## Task requirements
Repeat all entries exactly.

## Provided data
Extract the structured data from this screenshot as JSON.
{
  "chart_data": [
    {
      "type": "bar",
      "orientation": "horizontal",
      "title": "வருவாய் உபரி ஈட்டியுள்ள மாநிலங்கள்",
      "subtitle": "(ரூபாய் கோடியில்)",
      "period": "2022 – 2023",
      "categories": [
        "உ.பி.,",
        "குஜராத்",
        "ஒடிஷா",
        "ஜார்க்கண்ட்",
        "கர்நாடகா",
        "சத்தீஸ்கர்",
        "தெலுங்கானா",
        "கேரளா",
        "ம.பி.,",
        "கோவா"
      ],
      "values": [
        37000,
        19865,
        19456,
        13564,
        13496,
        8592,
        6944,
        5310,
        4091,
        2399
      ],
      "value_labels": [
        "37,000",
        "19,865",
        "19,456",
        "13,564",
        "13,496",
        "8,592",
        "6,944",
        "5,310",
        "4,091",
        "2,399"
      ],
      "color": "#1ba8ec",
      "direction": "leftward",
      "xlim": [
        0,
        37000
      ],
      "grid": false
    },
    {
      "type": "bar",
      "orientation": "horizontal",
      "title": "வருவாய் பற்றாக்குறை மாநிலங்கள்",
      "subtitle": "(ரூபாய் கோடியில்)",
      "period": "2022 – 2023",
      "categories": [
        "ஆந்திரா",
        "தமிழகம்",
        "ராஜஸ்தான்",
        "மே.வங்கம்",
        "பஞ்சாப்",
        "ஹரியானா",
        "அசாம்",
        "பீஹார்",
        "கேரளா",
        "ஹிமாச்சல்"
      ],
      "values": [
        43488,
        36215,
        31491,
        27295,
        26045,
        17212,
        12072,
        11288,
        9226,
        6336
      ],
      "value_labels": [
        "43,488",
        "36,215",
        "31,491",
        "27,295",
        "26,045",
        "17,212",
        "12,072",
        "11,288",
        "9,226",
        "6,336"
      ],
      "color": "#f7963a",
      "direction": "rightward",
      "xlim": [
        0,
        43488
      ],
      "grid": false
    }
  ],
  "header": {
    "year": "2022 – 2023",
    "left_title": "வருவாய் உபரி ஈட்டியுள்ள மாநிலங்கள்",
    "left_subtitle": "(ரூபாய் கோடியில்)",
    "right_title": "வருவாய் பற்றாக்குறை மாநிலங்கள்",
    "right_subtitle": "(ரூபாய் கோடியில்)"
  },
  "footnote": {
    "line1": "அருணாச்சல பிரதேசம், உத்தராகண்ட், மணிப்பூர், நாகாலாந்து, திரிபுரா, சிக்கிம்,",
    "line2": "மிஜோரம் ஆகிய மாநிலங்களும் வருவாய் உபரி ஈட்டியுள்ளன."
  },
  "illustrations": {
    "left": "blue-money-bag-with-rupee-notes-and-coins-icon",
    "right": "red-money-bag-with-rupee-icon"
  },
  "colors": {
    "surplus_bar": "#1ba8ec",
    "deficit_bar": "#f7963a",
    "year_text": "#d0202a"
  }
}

## Solution to this problem
Extract the structured data from this screenshot as JSON.
{
  "chart_data": [
    {
      "type": "bar",
      "orientation": "horizontal",
      "title": "வருவாய் உபரி ஈட்டியுள்ள மாநிலங்கள்",
      "subtitle": "(ரூபாய் கோடியில்)",
      "period": "2022 – 2023",
      "categories": [
        "உ.பி.,",
        "குஜராத்",
        "ஒடிஷா",
        "ஜார்க்கண்ட்",
        "கர்நாடகா",
        "சத்தீஸ்கர்",
        "தெலுங்கானா",
        "கேரளா",
        "ம.பி.,",
        "கோவா"
      ],
      "values": [
        37000,
        19865,
        19456,
        13564,
        13496,
        8592,
        6944,
        5310,
        4091,
        2399
      ],
      "value_labels": [
        "37,000",
        "19,865",
        "19,456",
        "13,564",
        "13,496",
        "8,592",
        "6,944",
        "5,310",
        "4,091",
        "2,399"
      ],
      "color": "#1ba8ec",
      "direction": "leftward",
      "xlim": [
        0,
        37000
      ],
      "grid": false
    },
    {
      "type": "bar",
      "orientation": "horizontal",
      "title": "வருவாய் பற்றாக்குறை மாநிலங்கள்",
      "subtitle": "(ரூபாய் கோடியில்)",
      "period": "2022 – 2023",
      "categories": [
        "ஆந்திரா",
        "தமிழகம்",
        "ராஜஸ்தான்",
        "மே.வங்கம்",
        "பஞ்சாப்",
        "ஹரியானா",
        "அசாம்",
        "பீஹார்",
        "கேரளா",
        "ஹிமாச்சல்"
      ],
      "values": [
        43488,
        36215,
        31491,
        27295,
        26045,
        17212,
        12072,
        11288,
        9226,
        6336
      ],
      "value_labels": [
        "43,488",
        "36,215",
        "31,491",
        "27,295",
        "26,045",
        "17,212",
        "12,072",
        "11,288",
        "9,226",
        "6,336"
      ],
      "color": "#f7963a",
      "direction": "rightward",
      "xlim": [
        0,
        43488
      ],
      "grid": false
    }
  ],
  "header": {
    "year": "2022 – 2023",
    "left_title": "வருவாய் உபரி ஈட்டியுள்ள மாநிலங்கள்",
    "left_subtitle": "(ரூபாய் கோடியில்)",
    "right_title": "வருவாய் பற்றாக்குறை மாநிலங்கள்",
    "right_subtitle": "(ரூபாய் கோடியில்)"
  },
  "footnote": {
    "line1": "அருணாச்சல பிரதேசம், உத்தராகண்ட், மணிப்பூர், நாகாலாந்து, திரிபுரா, சிக்கிம்,",
    "line2": "மிஜோரம் ஆகிய மாநிலங்களும் வருவாய் உபரி ஈட்டியுள்ளன."
  },
  "illustrations": {
    "left": "blue-money-bag-with-rupee-notes-and-coins-icon",
    "right": "red-money-bag-with-rupee-icon"
  },
  "colors": {
    "surplus_bar": "#1ba8ec",
    "deficit_bar": "#f7963a",
    "year_text": "#d0202a"
  }
}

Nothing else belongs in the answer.